===== DATA EXTRACT =====

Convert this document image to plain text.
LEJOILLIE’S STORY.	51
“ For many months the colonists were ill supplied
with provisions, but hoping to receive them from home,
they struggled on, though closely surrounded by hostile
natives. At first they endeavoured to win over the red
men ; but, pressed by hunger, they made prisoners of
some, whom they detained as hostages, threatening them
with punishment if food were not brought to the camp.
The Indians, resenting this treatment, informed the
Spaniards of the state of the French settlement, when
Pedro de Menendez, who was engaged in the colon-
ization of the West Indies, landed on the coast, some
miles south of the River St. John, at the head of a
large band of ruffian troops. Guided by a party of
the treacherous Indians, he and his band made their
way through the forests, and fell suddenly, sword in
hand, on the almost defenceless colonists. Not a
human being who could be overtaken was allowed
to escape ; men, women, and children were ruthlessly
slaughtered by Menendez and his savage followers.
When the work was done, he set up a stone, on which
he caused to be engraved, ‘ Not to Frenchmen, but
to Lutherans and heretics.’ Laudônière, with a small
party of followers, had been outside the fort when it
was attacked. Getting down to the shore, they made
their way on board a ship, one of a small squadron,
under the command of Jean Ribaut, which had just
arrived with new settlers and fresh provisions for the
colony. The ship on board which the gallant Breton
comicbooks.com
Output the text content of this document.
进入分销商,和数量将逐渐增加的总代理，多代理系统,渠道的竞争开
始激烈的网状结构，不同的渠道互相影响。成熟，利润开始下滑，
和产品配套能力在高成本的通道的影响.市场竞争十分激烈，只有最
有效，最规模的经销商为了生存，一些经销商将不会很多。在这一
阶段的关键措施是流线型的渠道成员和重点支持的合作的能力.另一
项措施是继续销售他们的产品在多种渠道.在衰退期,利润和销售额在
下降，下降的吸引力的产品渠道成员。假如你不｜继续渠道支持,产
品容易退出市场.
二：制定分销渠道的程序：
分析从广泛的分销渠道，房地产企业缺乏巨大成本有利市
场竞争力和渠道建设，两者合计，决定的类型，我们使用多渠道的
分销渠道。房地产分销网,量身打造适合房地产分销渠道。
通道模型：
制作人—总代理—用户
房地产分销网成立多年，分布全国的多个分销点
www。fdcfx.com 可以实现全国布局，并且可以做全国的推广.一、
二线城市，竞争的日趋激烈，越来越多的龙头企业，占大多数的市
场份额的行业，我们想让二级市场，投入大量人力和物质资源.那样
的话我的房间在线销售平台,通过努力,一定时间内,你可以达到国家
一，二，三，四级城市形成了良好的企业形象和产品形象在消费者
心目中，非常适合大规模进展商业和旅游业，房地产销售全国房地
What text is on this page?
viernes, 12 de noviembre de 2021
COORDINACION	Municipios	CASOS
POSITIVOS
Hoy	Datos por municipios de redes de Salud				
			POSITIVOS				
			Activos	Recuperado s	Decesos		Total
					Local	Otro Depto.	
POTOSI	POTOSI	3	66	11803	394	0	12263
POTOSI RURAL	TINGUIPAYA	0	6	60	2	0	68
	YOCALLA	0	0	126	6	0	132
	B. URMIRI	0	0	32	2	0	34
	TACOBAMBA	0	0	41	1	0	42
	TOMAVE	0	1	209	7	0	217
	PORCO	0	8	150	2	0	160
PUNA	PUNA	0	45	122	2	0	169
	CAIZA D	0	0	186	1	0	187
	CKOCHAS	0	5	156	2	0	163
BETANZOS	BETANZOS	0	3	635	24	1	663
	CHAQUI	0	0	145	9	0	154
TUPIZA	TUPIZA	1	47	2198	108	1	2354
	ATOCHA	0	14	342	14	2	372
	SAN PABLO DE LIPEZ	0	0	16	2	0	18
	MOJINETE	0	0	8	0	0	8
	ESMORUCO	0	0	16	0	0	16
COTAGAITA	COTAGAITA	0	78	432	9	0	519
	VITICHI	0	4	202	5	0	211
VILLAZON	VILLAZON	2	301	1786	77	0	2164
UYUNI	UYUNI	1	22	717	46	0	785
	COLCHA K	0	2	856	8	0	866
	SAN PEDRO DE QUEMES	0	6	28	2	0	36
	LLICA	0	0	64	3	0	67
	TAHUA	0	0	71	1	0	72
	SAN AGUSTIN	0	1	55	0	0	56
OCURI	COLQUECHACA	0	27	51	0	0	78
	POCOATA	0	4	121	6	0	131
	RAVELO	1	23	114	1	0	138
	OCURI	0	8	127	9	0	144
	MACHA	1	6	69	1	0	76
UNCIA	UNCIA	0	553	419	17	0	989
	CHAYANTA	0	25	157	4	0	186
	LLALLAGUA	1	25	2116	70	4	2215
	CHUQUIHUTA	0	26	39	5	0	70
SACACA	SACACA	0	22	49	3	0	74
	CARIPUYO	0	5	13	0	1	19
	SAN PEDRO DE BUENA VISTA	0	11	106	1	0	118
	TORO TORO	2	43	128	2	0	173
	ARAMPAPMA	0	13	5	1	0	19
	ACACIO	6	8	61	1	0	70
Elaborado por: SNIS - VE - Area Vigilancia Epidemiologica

=====

Write down the full listing again, exactly.

▸ FULL ANSWER
Convert this document image to plain text.
LEJOILLIE’S STORY.	51
“ For many months the colonists were ill supplied
with provisions, but hoping to receive them from home,
they struggled on, though closely surrounded by hostile
natives. At first they endeavoured to win over the red
men ; but, pressed by hunger, they made prisoners of
some, whom they detained as hostages, threatening them
with punishment if food were not brought to the camp.
The Indians, resenting this treatment, informed the
Spaniards of the state of the French settlement, when
Pedro de Menendez, who was engaged in the colon-
ization of the West Indies, landed on the coast, some
miles south of the River St. John, at the head of a
large band of ruffian troops. Guided by a party of
the treacherous Indians, he and his band made their
way through the forests, and fell suddenly, sword in
hand, on the almost defenceless colonists. Not a
human being who could be overtaken was allowed
to escape ; men, women, and children were ruthlessly
slaughtered by Menendez and his savage followers.
When the work was done, he set up a stone, on which
he caused to be engraved, ‘ Not to Frenchmen, but
to Lutherans and heretics.’ Laudônière, with a small
party of followers, had been outside the fort when it
was attacked. Getting down to the shore, they made
their way on board a ship, one of a small squadron,
under the command of Jean Ribaut, which had just
arrived with new settlers and fresh provisions for the
colony. The ship on board which the gallant Breton
comicbooks.com
Output the text content of this document.
进入分销商,和数量将逐渐增加的总代理，多代理系统,渠道的竞争开
始激烈的网状结构，不同的渠道互相影响。成熟，利润开始下滑，
和产品配套能力在高成本的通道的影响.市场竞争十分激烈，只有最
有效，最规模的经销商为了生存，一些经销商将不会很多。在这一
阶段的关键措施是流线型的渠道成员和重点支持的合作的能力.另一
项措施是继续销售他们的产品在多种渠道.在衰退期,利润和销售额在
下降，下降的吸引力的产品渠道成员。假如你不｜继续渠道支持,产
品容易退出市场.
二：制定分销渠道的程序：
分析从广泛的分销渠道，房地产企业缺乏巨大成本有利市
场竞争力和渠道建设，两者合计，决定的类型，我们使用多渠道的
分销渠道。房地产分销网,量身打造适合房地产分销渠道。
通道模型：
制作人—总代理—用户
房地产分销网成立多年，分布全国的多个分销点
www。fdcfx.com 可以实现全国布局，并且可以做全国的推广.一、
二线城市，竞争的日趋激烈，越来越多的龙头企业，占大多数的市
场份额的行业，我们想让二级市场，投入大量人力和物质资源.那样
的话我的房间在线销售平台,通过努力,一定时间内,你可以达到国家
一，二，三，四级城市形成了良好的企业形象和产品形象在消费者
心目中，非常适合大规模进展商业和旅游业，房地产销售全国房地
What text is on this page?
viernes, 12 de noviembre de 2021
COORDINACION	Municipios	CASOS
POSITIVOS
Hoy	Datos por municipios de redes de Salud				
			POSITIVOS				
			Activos	Recuperado s	Decesos		Total
					Local	Otro Depto.	
POTOSI	POTOSI	3	66	11803	394	0	12263
POTOSI RURAL	TINGUIPAYA	0	6	60	2	0	68
	YOCALLA	0	0	126	6	0	132
	B. URMIRI	0	0	32	2	0	34
	TACOBAMBA	0	0	41	1	0	42
	TOMAVE	0	1	209	7	0	217
	PORCO	0	8	150	2	0	160
PUNA	PUNA	0	45	122	2	0	169
	CAIZA D	0	0	186	1	0	187
	CKOCHAS	0	5	156	2	0	163
BETANZOS	BETANZOS	0	3	635	24	1	663
	CHAQUI	0	0	145	9	0	154
TUPIZA	TUPIZA	1	47	2198	108	1	2354
	ATOCHA	0	14	342	14	2	372
	SAN PABLO DE LIPEZ	0	0	16	2	0	18
	MOJINETE	0	0	8	0	0	8
	ESMORUCO	0	0	16	0	0	16
COTAGAITA	COTAGAITA	0	78	432	9	0	519
	VITICHI	0	4	202	5	0	211
VILLAZON	VILLAZON	2	301	1786	77	0	2164
UYUNI	UYUNI	1	22	717	46	0	785
	COLCHA K	0	2	856	8	0	866
	SAN PEDRO DE QUEMES	0	6	28	2	0	36
	LLICA	0	0	64	3	0	67
	TAHUA	0	0	71	1	0	72
	SAN AGUSTIN	0	1	55	0	0	56
OCURI	COLQUECHACA	0	27	51	0	0	78
	POCOATA	0	4	121	6	0	131
	RAVELO	1	23	114	1	0	138
	OCURI	0	8	127	9	0	144
	MACHA	1	6	69	1	0	76
UNCIA	UNCIA	0	553	419	17	0	989
	CHAYANTA	0	25	157	4	0	186
	LLALLAGUA	1	25	2116	70	4	2215
	CHUQUIHUTA	0	26	39	5	0	70
SACACA	SACACA	0	22	49	3	0	74
	CARIPUYO	0	5	13	0	1	19
	SAN PEDRO DE BUENA VISTA	0	11	106	1	0	118
	TORO TORO	2	43	128	2	0	173
	ARAMPAPMA	0	13	5	1	0	19
	ACACIO	6	8	61	1	0	70
Elaborado por: SNIS - VE - Area Vigilancia Epidemiologica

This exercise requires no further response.